_Task statement_.
The entries are to be repeated exactly, with all pictures omitted.
=== Section Start ===
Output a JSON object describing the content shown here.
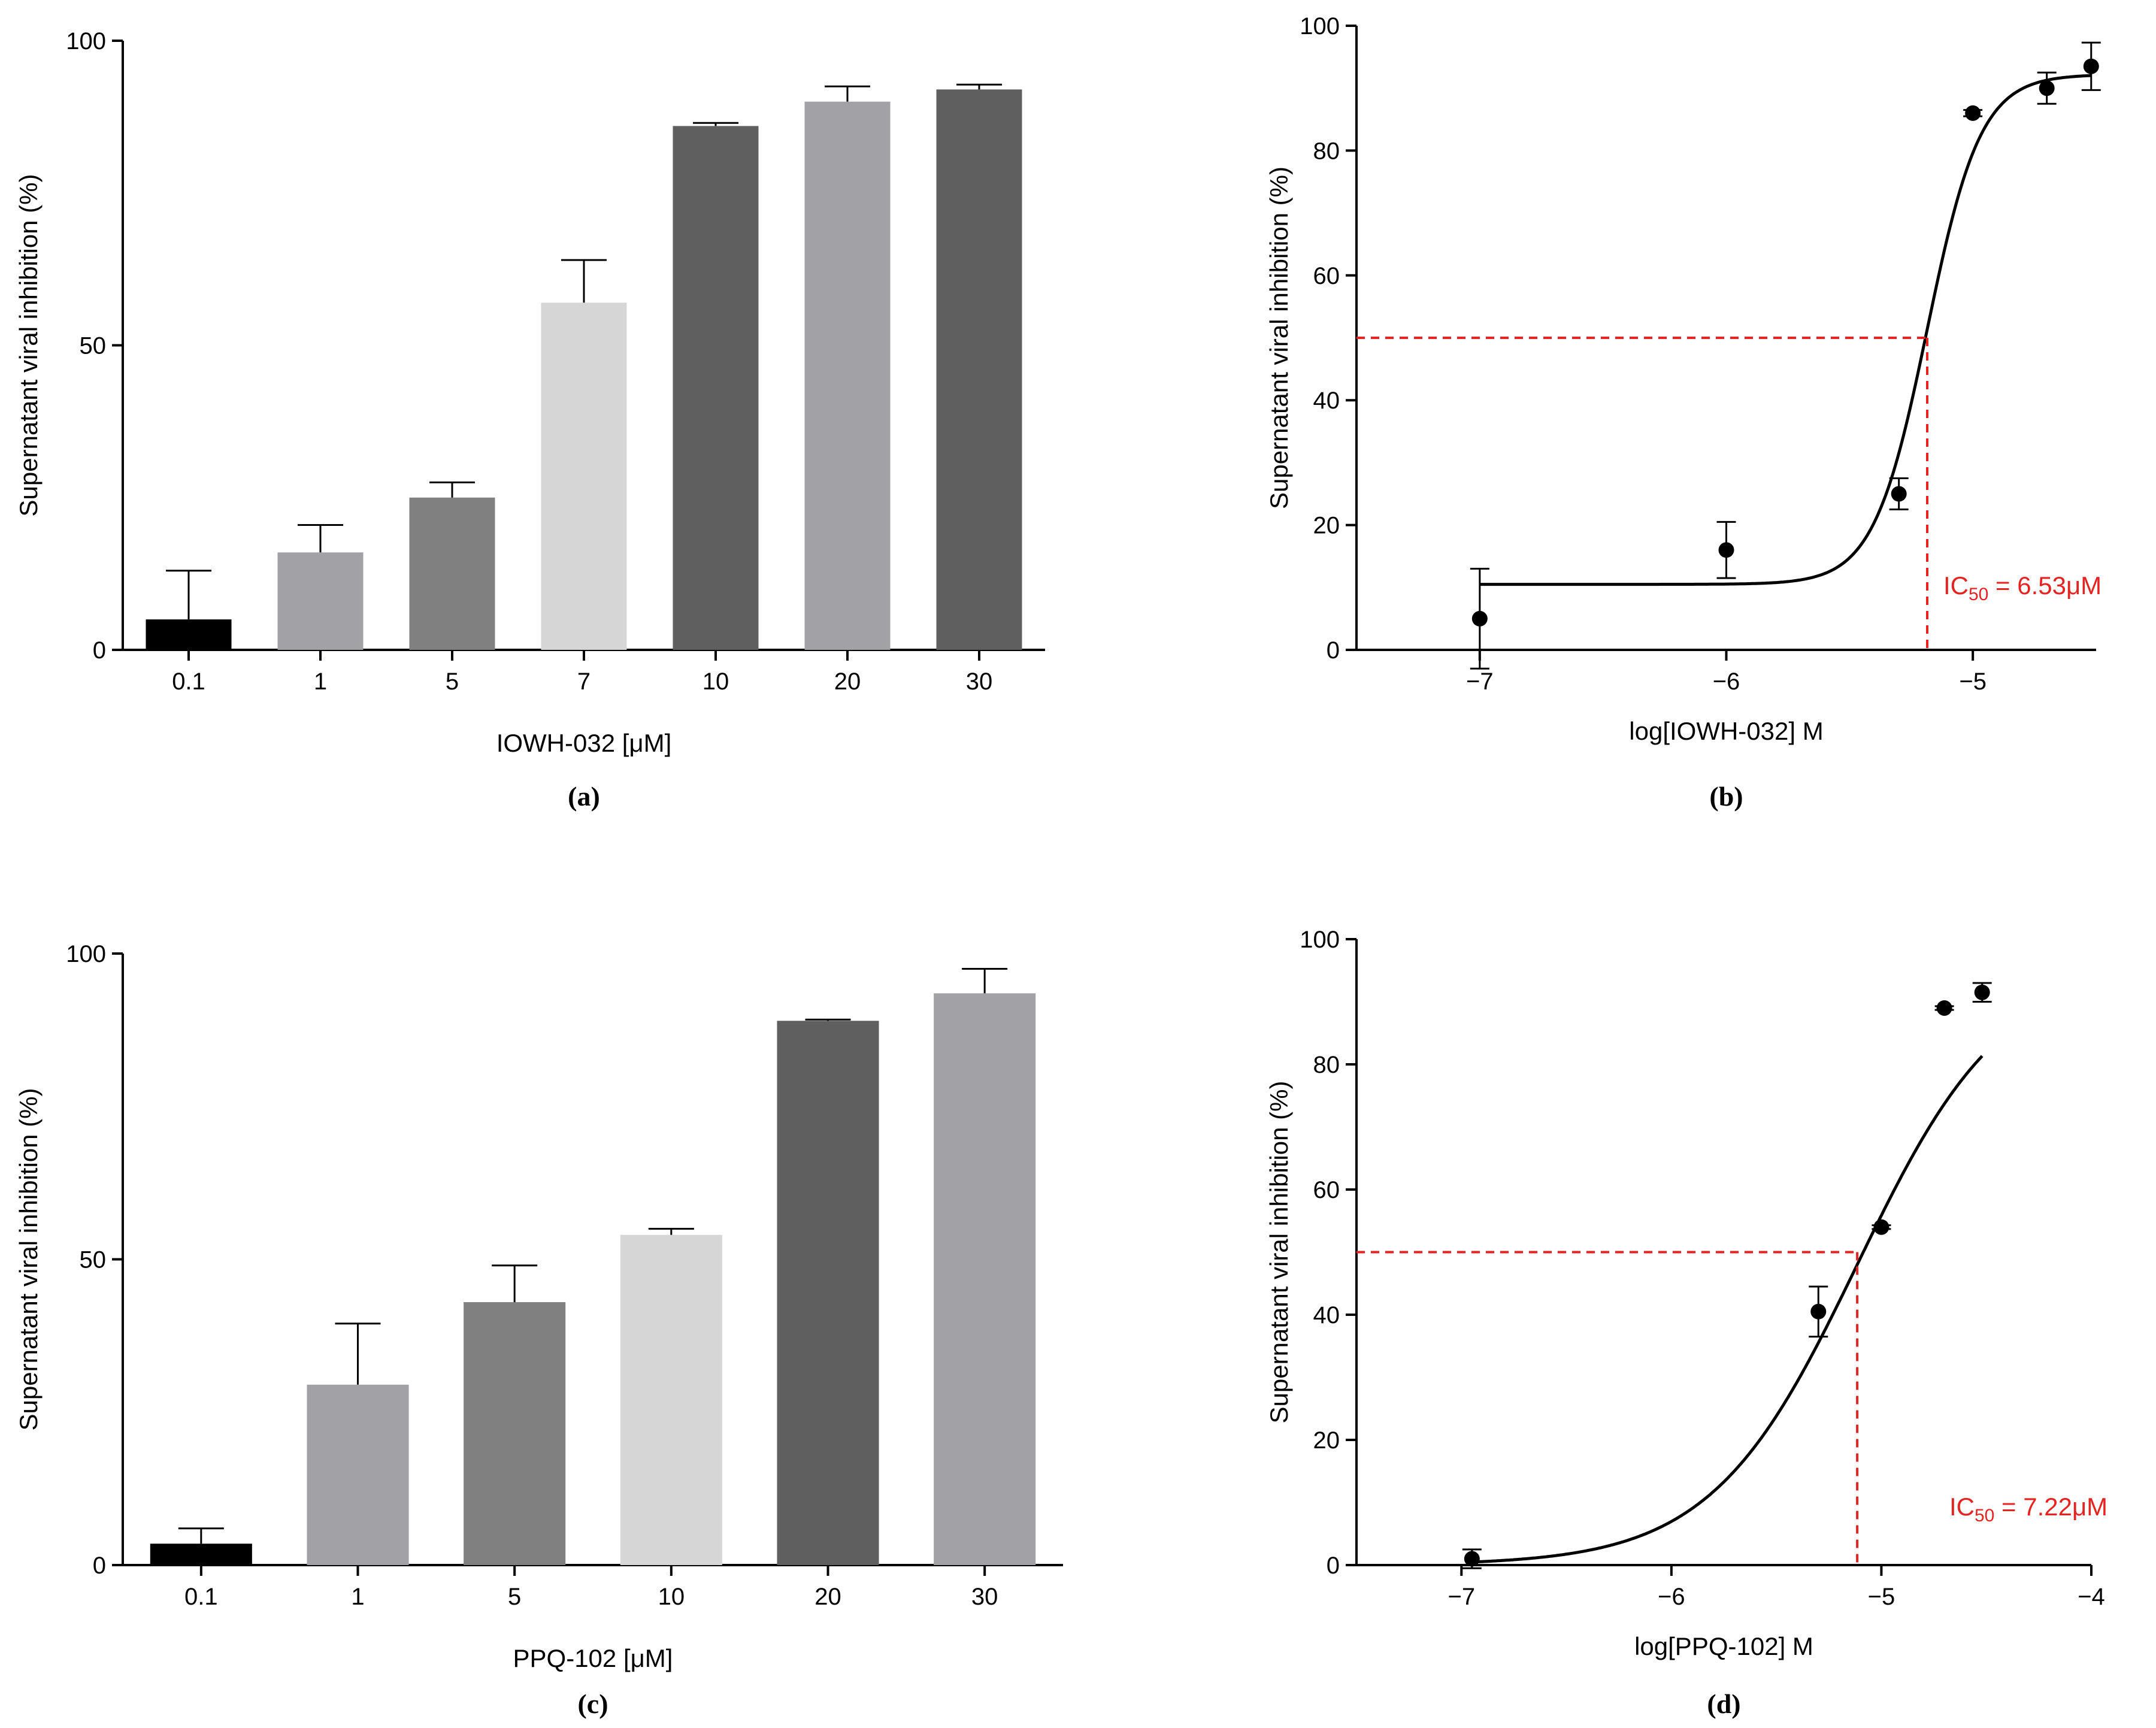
{
  "chart_data": [
    {
      "type": "bar",
      "panel_label": "(a)",
      "categories": [
        "0.1",
        "1",
        "5",
        "7",
        "10",
        "20",
        "30"
      ],
      "values": [
        5,
        16,
        25,
        57,
        86,
        90,
        92
      ],
      "errors": [
        8,
        4.5,
        2.5,
        7,
        0.5,
        2.5,
        0.8
      ],
      "bar_colors": [
        "#000000",
        "#a2a1a6",
        "#808080",
        "#d6d6d6",
        "#5f5f5f",
        "#a2a1a6",
        "#5f5f5f"
      ],
      "xlabel": "IOWH-032 [μM]",
      "ylabel": "Supernatant viral inhibition (%)",
      "ylim": [
        0,
        100
      ],
      "yticks": [
        "0",
        "50",
        "100"
      ]
    },
    {
      "type": "scatter",
      "panel_label": "(b)",
      "x": [
        -7,
        -6,
        -5.3,
        -5,
        -4.7,
        -4.52
      ],
      "y": [
        5,
        16,
        25,
        86,
        90,
        93.5
      ],
      "errors": [
        8,
        4.5,
        2.5,
        0.5,
        2.5,
        3.8
      ],
      "fit": {
        "bottom": 10.5,
        "top": 92.2,
        "log_ic50": -5.185,
        "hill": 4
      },
      "ic50_label": {
        "prefix": "IC",
        "sub": "50",
        "suffix": " = 6.53μM"
      },
      "xlabel": "log[IOWH-032] M",
      "ylabel": "Supernatant viral inhibition (%)",
      "xlim": [
        -7.5,
        -4.5
      ],
      "ylim": [
        0,
        100
      ],
      "xticks": [
        "−7",
        "−6",
        "−5"
      ],
      "yticks": [
        "0",
        "20",
        "40",
        "60",
        "80",
        "100"
      ]
    },
    {
      "type": "bar",
      "panel_label": "(c)",
      "categories": [
        "0.1",
        "1",
        "5",
        "10",
        "20",
        "30"
      ],
      "values": [
        3.5,
        29.5,
        43,
        54,
        89,
        93.5
      ],
      "errors": [
        2.5,
        10,
        6,
        1,
        0.2,
        4
      ],
      "bar_colors": [
        "#000000",
        "#a2a1a6",
        "#808080",
        "#d6d6d6",
        "#5f5f5f",
        "#a2a1a6"
      ],
      "xlabel": "PPQ-102 [μM]",
      "ylabel": "Supernatant viral inhibition (%)",
      "ylim": [
        0,
        100
      ],
      "yticks": [
        "0",
        "50",
        "100"
      ]
    },
    {
      "type": "scatter",
      "panel_label": "(d)",
      "x": [
        -6.95,
        -5.3,
        -5,
        -4.7,
        -4.52
      ],
      "y": [
        1,
        40.5,
        54,
        89,
        91.5
      ],
      "errors": [
        1.5,
        4,
        0.3,
        0.3,
        1.5
      ],
      "fit": {
        "bottom": 0,
        "top": 96,
        "log_ic50": -5.115,
        "hill": 1.25
      },
      "ic50_label": {
        "prefix": "IC",
        "sub": "50",
        "suffix": " = 7.22μM"
      },
      "xlabel": "log[PPQ-102] M",
      "ylabel": "Supernatant viral inhibition (%)",
      "xlim": [
        -7.5,
        -4
      ],
      "ylim": [
        0,
        100
      ],
      "xticks": [
        "−7",
        "−6",
        "−5",
        "−4"
      ],
      "yticks": [
        "0",
        "20",
        "40",
        "60",
        "80",
        "100"
      ]
    }
  ]
}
=== Section End ===
_The answer_.
Output a JSON object describing the content shown here.
{
  "chart_data": [
    {
      "type": "bar",
      "panel_label": "(a)",
      "categories": [
        "0.1",
        "1",
        "5",
        "7",
        "10",
        "20",
        "30"
      ],
      "values": [
        5,
        16,
        25,
        57,
        86,
        90,
        92
      ],
      "errors": [
        8,
        4.5,
        2.5,
        7,
        0.5,
        2.5,
        0.8
      ],
      "bar_colors": [
        "#000000",
        "#a2a1a6",
        "#808080",
        "#d6d6d6",
        "#5f5f5f",
        "#a2a1a6",
        "#5f5f5f"
      ],
      "xlabel": "IOWH-032 [μM]",
      "ylabel": "Supernatant viral inhibition (%)",
      "ylim": [
        0,
        100
      ],
      "yticks": [
        "0",
        "50",
        "100"
      ]
    },
    {
      "type": "scatter",
      "panel_label": "(b)",
      "x": [
        -7,
        -6,
        -5.3,
        -5,
        -4.7,
        -4.52
      ],
      "y": [
        5,
        16,
        25,
        86,
        90,
        93.5
      ],
      "errors": [
        8,
        4.5,
        2.5,
        0.5,
        2.5,
        3.8
      ],
      "fit": {
        "bottom": 10.5,
        "top": 92.2,
        "log_ic50": -5.185,
        "hill": 4
      },
      "ic50_label": {
        "prefix": "IC",
        "sub": "50",
        "suffix": " = 6.53μM"
      },
      "xlabel": "log[IOWH-032] M",
      "ylabel": "Supernatant viral inhibition (%)",
      "xlim": [
        -7.5,
        -4.5
      ],
      "ylim": [
        0,
        100
      ],
      "xticks": [
        "−7",
        "−6",
        "−5"
      ],
      "yticks": [
        "0",
        "20",
        "40",
        "60",
        "80",
        "100"
      ]
    },
    {
      "type": "bar",
      "panel_label": "(c)",
      "categories": [
        "0.1",
        "1",
        "5",
        "10",
        "20",
        "30"
      ],
      "values": [
        3.5,
        29.5,
        43,
        54,
        89,
        93.5
      ],
      "errors": [
        2.5,
        10,
        6,
        1,
        0.2,
        4
      ],
      "bar_colors": [
        "#000000",
        "#a2a1a6",
        "#808080",
        "#d6d6d6",
        "#5f5f5f",
        "#a2a1a6"
      ],
      "xlabel": "PPQ-102 [μM]",
      "ylabel": "Supernatant viral inhibition (%)",
      "ylim": [
        0,
        100
      ],
      "yticks": [
        "0",
        "50",
        "100"
      ]
    },
    {
      "type": "scatter",
      "panel_label": "(d)",
      "x": [
        -6.95,
        -5.3,
        -5,
        -4.7,
        -4.52
      ],
      "y": [
        1,
        40.5,
        54,
        89,
        91.5
      ],
      "errors": [
        1.5,
        4,
        0.3,
        0.3,
        1.5
      ],
      "fit": {
        "bottom": 0,
        "top": 96,
        "log_ic50": -5.115,
        "hill": 1.25
      },
      "ic50_label": {
        "prefix": "IC",
        "sub": "50",
        "suffix": " = 7.22μM"
      },
      "xlabel": "log[PPQ-102] M",
      "ylabel": "Supernatant viral inhibition (%)",
      "xlim": [
        -7.5,
        -4
      ],
      "ylim": [
        0,
        100
      ],
      "xticks": [
        "−7",
        "−6",
        "−5",
        "−4"
      ],
      "yticks": [
        "0",
        "20",
        "40",
        "60",
        "80",
        "100"
      ]
    }
  ]
}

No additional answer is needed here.